- **PAGE EXCERPT**:
# # # # #
| First Author | Ishigaki N | Year | 2007 |
| Journal | Biochem Biophys Res Commun | Volume | 364 |
| Issue | 3 | Pages | 502-8 |
| PubMed ID | 17961514 | Mgi Jnum | J:128446 |
| Mgi Id | MGI:3767124 | Doi | 10.1016/j.bbrc.2007.10.038 |
| Citation | Ishigaki N, et al. (2007) Involvement of glomerular SREBP-1c in diabetic nephropathy. Biochem Biophys Res Commun 364(3):502-8 |
| abstractText | The role of glomerular SREBP-1c in diabetic nephropathy was investigated. PEPCK-promoter transgenic mice overexpressing nuclear SREBP-1c exhibited enhancement of proteinuria with mesangial proliferation and matrix accumulation, mimicking diabetic nephropathy, despite the absence of hyperglycemia or hyperlipidemia. Isolated transgenic glomeruli had higher expression of TGFbeta-1, fibronectin, and SPARC in the absence of marked lipid accumulation. Gene expression of P47phox, p67phox, and PU.1 were also activated, accompanying increased 8-OHdG in urine and kidney, demonstrating that glomerular SREBP-1c could directly cause oxidative stress through induced NADPH oxidase. Similar changes were observed in STZ-treated diabetic mice with activation of endogenous SREBP-1c. Finally, diabetic proteinuria and oxidative stress were ameliorated in SREBP-1-null mice. Adenoviral overexpression of active and dominant-negative SREBP-1c caused consistent reciprocal changes in expression of both profibrotic and oxidative stress genes in MES13 mesangial cells. These data suggest that activation of glomerular SREBP-1c could contribute to emergence and/or progression of diabetic nephropathy. |
# # # # #
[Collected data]

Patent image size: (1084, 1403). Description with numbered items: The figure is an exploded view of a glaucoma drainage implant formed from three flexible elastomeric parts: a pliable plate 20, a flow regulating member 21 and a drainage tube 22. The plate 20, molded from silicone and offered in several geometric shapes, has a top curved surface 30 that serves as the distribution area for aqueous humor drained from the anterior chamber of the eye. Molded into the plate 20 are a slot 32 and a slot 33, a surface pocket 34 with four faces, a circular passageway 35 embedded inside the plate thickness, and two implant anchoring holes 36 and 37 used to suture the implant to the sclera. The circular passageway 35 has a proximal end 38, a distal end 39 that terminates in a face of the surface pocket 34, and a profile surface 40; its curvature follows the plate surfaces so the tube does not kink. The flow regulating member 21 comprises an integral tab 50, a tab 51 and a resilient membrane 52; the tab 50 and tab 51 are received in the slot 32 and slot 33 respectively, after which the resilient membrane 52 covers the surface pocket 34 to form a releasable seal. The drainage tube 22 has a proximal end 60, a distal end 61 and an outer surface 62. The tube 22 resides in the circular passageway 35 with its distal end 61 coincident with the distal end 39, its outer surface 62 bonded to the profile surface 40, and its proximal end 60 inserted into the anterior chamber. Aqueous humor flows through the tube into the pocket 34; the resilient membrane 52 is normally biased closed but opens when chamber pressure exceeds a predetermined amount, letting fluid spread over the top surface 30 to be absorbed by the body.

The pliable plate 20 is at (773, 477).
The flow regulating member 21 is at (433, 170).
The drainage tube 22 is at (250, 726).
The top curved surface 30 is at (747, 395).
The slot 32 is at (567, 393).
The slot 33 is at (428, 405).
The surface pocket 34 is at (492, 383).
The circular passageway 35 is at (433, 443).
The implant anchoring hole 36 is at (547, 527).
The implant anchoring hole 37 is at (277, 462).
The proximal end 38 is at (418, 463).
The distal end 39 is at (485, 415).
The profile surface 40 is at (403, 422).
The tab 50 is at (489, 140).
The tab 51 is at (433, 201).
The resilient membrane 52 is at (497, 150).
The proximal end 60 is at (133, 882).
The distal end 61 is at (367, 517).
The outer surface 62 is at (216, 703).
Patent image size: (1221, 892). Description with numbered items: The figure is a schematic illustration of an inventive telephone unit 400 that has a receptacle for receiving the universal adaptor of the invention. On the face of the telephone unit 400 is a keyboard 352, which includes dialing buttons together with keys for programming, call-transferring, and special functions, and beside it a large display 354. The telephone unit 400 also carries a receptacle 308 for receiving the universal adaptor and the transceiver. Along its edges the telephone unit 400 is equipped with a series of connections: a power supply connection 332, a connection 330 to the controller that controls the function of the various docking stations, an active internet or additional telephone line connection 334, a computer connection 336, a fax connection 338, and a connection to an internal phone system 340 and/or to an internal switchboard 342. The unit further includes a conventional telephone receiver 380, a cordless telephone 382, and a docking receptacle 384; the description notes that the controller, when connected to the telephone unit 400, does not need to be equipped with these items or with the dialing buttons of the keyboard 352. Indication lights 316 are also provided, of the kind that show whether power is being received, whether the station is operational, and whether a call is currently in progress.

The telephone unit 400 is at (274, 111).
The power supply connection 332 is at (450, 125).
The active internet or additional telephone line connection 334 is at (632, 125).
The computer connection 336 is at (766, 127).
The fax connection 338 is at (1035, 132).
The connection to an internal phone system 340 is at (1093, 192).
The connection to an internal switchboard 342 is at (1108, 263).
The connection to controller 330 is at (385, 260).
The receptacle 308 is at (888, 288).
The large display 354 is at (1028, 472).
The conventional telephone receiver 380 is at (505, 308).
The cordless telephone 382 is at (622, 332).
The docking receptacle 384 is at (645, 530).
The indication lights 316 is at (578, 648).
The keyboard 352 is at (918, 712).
# # # # #
Answer these questions using the diabetic nephropathy record.
1. In what year and in which journal did the study appear?
2. In which mice were diabetic proteinuria and oxidative stress reduced?
3. Which cells received the adenoviral overexpression of SREBP-1c?

- **OUTPUT FOR THIS EXERCISE**:
1. 2007, in Biochem Biophys Res Commun.
2. SREBP-1-null mice.
3. MES13 mesangial cells.